[WHAT YOU SHOULD DO] Repeat the whole listing exactly as written.

** START TASK DATA **

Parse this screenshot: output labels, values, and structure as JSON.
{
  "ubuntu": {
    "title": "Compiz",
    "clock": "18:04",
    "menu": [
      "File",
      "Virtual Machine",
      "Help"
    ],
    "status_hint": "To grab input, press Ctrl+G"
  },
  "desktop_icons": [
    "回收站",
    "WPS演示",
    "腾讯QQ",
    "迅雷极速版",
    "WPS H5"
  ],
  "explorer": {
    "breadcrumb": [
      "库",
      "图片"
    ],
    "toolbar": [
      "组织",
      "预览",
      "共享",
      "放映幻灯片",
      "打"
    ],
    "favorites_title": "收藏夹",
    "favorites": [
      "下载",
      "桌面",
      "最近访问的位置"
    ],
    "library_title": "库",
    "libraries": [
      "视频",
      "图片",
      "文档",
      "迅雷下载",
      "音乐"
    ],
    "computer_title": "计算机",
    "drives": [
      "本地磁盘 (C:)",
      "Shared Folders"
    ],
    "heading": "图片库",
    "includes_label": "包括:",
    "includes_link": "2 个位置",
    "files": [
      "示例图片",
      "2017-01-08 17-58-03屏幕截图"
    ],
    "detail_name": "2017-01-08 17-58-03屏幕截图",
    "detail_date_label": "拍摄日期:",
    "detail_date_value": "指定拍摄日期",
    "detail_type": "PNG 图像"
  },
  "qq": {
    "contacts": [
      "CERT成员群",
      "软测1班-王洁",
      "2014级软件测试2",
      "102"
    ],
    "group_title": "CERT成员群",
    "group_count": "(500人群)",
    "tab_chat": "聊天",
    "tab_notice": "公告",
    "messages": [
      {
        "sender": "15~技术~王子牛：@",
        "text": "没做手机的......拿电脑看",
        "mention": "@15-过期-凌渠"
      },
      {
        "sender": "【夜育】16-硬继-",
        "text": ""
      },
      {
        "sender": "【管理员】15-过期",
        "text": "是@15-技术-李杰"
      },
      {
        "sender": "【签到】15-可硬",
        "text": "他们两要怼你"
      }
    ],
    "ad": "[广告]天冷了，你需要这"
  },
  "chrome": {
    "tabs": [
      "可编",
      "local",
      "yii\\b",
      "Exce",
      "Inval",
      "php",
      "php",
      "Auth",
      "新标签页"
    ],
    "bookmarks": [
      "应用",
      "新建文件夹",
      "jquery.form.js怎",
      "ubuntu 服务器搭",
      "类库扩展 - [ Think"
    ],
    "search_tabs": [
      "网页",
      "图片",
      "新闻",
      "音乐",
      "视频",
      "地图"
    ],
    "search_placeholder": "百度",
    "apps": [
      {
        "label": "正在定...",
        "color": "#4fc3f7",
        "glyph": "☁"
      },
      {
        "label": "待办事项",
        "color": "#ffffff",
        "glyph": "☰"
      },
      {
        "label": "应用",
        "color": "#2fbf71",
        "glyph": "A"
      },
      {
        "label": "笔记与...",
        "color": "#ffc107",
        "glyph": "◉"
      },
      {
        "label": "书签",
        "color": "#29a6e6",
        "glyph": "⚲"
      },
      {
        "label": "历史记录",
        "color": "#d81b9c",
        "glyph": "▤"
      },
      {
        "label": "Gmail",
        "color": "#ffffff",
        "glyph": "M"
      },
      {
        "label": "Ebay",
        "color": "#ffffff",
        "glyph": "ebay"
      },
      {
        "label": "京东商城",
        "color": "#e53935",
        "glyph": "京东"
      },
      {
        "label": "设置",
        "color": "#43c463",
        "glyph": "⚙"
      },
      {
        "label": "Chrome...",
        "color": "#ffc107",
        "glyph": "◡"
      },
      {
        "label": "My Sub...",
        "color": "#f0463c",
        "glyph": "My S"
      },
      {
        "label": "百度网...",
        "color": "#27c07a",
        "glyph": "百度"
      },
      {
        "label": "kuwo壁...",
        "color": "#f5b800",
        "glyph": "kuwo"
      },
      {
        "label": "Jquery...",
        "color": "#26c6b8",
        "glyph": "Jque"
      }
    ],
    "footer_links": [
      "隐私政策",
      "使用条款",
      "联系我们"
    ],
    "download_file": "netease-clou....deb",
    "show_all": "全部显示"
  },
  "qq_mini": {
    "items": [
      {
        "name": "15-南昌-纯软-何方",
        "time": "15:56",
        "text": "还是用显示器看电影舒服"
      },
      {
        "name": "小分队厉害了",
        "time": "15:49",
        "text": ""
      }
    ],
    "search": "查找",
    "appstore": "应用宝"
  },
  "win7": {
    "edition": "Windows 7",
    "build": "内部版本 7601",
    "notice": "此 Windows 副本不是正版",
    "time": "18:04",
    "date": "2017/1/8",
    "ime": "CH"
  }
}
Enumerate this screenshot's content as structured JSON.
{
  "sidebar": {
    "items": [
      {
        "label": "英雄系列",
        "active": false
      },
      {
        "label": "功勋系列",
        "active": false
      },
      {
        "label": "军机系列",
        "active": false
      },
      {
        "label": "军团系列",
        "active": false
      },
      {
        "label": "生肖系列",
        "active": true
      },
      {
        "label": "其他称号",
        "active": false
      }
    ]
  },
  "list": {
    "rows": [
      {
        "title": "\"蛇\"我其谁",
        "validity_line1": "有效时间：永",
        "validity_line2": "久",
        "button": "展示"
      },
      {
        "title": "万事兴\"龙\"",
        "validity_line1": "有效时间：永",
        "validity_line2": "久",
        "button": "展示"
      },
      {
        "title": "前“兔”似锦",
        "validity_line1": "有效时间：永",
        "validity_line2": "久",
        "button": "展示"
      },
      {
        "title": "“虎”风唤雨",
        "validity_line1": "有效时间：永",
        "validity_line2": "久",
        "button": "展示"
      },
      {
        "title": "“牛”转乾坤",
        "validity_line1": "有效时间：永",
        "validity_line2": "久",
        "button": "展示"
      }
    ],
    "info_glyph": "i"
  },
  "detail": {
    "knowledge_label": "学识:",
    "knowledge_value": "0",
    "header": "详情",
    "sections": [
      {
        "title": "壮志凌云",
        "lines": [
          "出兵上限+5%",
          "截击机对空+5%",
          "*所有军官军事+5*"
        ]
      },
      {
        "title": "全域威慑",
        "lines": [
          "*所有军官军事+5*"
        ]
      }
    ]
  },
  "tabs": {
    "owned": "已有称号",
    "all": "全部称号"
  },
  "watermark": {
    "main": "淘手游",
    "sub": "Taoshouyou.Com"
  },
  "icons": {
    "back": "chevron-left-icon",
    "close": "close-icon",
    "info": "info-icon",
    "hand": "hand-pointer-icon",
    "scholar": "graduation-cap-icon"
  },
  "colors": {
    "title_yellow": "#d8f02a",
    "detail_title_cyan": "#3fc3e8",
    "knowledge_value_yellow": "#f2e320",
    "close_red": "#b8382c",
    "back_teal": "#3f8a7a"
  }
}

** END TASK DATA **

[RESPONSE TO THIS TASK]
Parse this screenshot: output labels, values, and structure as JSON.
{
  "ubuntu": {
    "title": "Compiz",
    "clock": "18:04",
    "menu": [
      "File",
      "Virtual Machine",
      "Help"
    ],
    "status_hint": "To grab input, press Ctrl+G"
  },
  "desktop_icons": [
    "回收站",
    "WPS演示",
    "腾讯QQ",
    "迅雷极速版",
    "WPS H5"
  ],
  "explorer": {
    "breadcrumb": [
      "库",
      "图片"
    ],
    "toolbar": [
      "组织",
      "预览",
      "共享",
      "放映幻灯片",
      "打"
    ],
    "favorites_title": "收藏夹",
    "favorites": [
      "下载",
      "桌面",
      "最近访问的位置"
    ],
    "library_title": "库",
    "libraries": [
      "视频",
      "图片",
      "文档",
      "迅雷下载",
      "音乐"
    ],
    "computer_title": "计算机",
    "drives": [
      "本地磁盘 (C:)",
      "Shared Folders"
    ],
    "heading": "图片库",
    "includes_label": "包括:",
    "includes_link": "2 个位置",
    "files": [
      "示例图片",
      "2017-01-08 17-58-03屏幕截图"
    ],
    "detail_name": "2017-01-08 17-58-03屏幕截图",
    "detail_date_label": "拍摄日期:",
    "detail_date_value": "指定拍摄日期",
    "detail_type": "PNG 图像"
  },
  "qq": {
    "contacts": [
      "CERT成员群",
      "软测1班-王洁",
      "2014级软件测试2",
      "102"
    ],
    "group_title": "CERT成员群",
    "group_count": "(500人群)",
    "tab_chat": "聊天",
    "tab_notice": "公告",
    "messages": [
      {
        "sender": "15~技术~王子牛：@",
        "text": "没做手机的......拿电脑看",
        "mention": "@15-过期-凌渠"
      },
      {
        "sender": "【夜育】16-硬继-",
        "text": ""
      },
      {
        "sender": "【管理员】15-过期",
        "text": "是@15-技术-李杰"
      },
      {
        "sender": "【签到】15-可硬",
        "text": "他们两要怼你"
      }
    ],
    "ad": "[广告]天冷了，你需要这"
  },
  "chrome": {
    "tabs": [
      "可编",
      "local",
      "yii\\b",
      "Exce",
      "Inval",
      "php",
      "php",
      "Auth",
      "新标签页"
    ],
    "bookmarks": [
      "应用",
      "新建文件夹",
      "jquery.form.js怎",
      "ubuntu 服务器搭",
      "类库扩展 - [ Think"
    ],
    "search_tabs": [
      "网页",
      "图片",
      "新闻",
      "音乐",
      "视频",
      "地图"
    ],
    "search_placeholder": "百度",
    "apps": [
      {
        "label": "正在定...",
        "color": "#4fc3f7",
        "glyph": "☁"
      },
      {
        "label": "待办事项",
        "color": "#ffffff",
        "glyph": "☰"
      },
      {
        "label": "应用",
        "color": "#2fbf71",
        "glyph": "A"
      },
      {
        "label": "笔记与...",
        "color": "#ffc107",
        "glyph": "◉"
      },
      {
        "label": "书签",
        "color": "#29a6e6",
        "glyph": "⚲"
      },
      {
        "label": "历史记录",
        "color": "#d81b9c",
        "glyph": "▤"
      },
      {
        "label": "Gmail",
        "color": "#ffffff",
        "glyph": "M"
      },
      {
        "label": "Ebay",
        "color": "#ffffff",
        "glyph": "ebay"
      },
      {
        "label": "京东商城",
        "color": "#e53935",
        "glyph": "京东"
      },
      {
        "label": "设置",
        "color": "#43c463",
        "glyph": "⚙"
      },
      {
        "label": "Chrome...",
        "color": "#ffc107",
        "glyph": "◡"
      },
      {
        "label": "My Sub...",
        "color": "#f0463c",
        "glyph": "My S"
      },
      {
        "label": "百度网...",
        "color": "#27c07a",
        "glyph": "百度"
      },
      {
        "label": "kuwo壁...",
        "color": "#f5b800",
        "glyph": "kuwo"
      },
      {
        "label": "Jquery...",
        "color": "#26c6b8",
        "glyph": "Jque"
      }
    ],
    "footer_links": [
      "隐私政策",
      "使用条款",
      "联系我们"
    ],
    "download_file": "netease-clou....deb",
    "show_all": "全部显示"
  },
  "qq_mini": {
    "items": [
      {
        "name": "15-南昌-纯软-何方",
        "time": "15:56",
        "text": "还是用显示器看电影舒服"
      },
      {
        "name": "小分队厉害了",
        "time": "15:49",
        "text": ""
      }
    ],
    "search": "查找",
    "appstore": "应用宝"
  },
  "win7": {
    "edition": "Windows 7",
    "build": "内部版本 7601",
    "notice": "此 Windows 副本不是正版",
    "time": "18:04",
    "date": "2017/1/8",
    "ime": "CH"
  }
}
Enumerate this screenshot's content as structured JSON.
{
  "sidebar": {
    "items": [
      {
        "label": "英雄系列",
        "active": false
      },
      {
        "label": "功勋系列",
        "active": false
      },
      {
        "label": "军机系列",
        "active": false
      },
      {
        "label": "军团系列",
        "active": false
      },
      {
        "label": "生肖系列",
        "active": true
      },
      {
        "label": "其他称号",
        "active": false
      }
    ]
  },
  "list": {
    "rows": [
      {
        "title": "\"蛇\"我其谁",
        "validity_line1": "有效时间：永",
        "validity_line2": "久",
        "button": "展示"
      },
      {
        "title": "万事兴\"龙\"",
        "validity_line1": "有效时间：永",
        "validity_line2": "久",
        "button": "展示"
      },
      {
        "title": "前“兔”似锦",
        "validity_line1": "有效时间：永",
        "validity_line2": "久",
        "button": "展示"
      },
      {
        "title": "“虎”风唤雨",
        "validity_line1": "有效时间：永",
        "validity_line2": "久",
        "button": "展示"
      },
      {
        "title": "“牛”转乾坤",
        "validity_line1": "有效时间：永",
        "validity_line2": "久",
        "button": "展示"
      }
    ],
    "info_glyph": "i"
  },
  "detail": {
    "knowledge_label": "学识:",
    "knowledge_value": "0",
    "header": "详情",
    "sections": [
      {
        "title": "壮志凌云",
        "lines": [
          "出兵上限+5%",
          "截击机对空+5%",
          "*所有军官军事+5*"
        ]
      },
      {
        "title": "全域威慑",
        "lines": [
          "*所有军官军事+5*"
        ]
      }
    ]
  },
  "tabs": {
    "owned": "已有称号",
    "all": "全部称号"
  },
  "watermark": {
    "main": "淘手游",
    "sub": "Taoshouyou.Com"
  },
  "icons": {
    "back": "chevron-left-icon",
    "close": "close-icon",
    "info": "info-icon",
    "hand": "hand-pointer-icon",
    "scholar": "graduation-cap-icon"
  },
  "colors": {
    "title_yellow": "#d8f02a",
    "detail_title_cyan": "#3fc3e8",
    "knowledge_value_yellow": "#f2e320",
    "close_red": "#b8382c",
    "back_teal": "#3f8a7a"
  }
}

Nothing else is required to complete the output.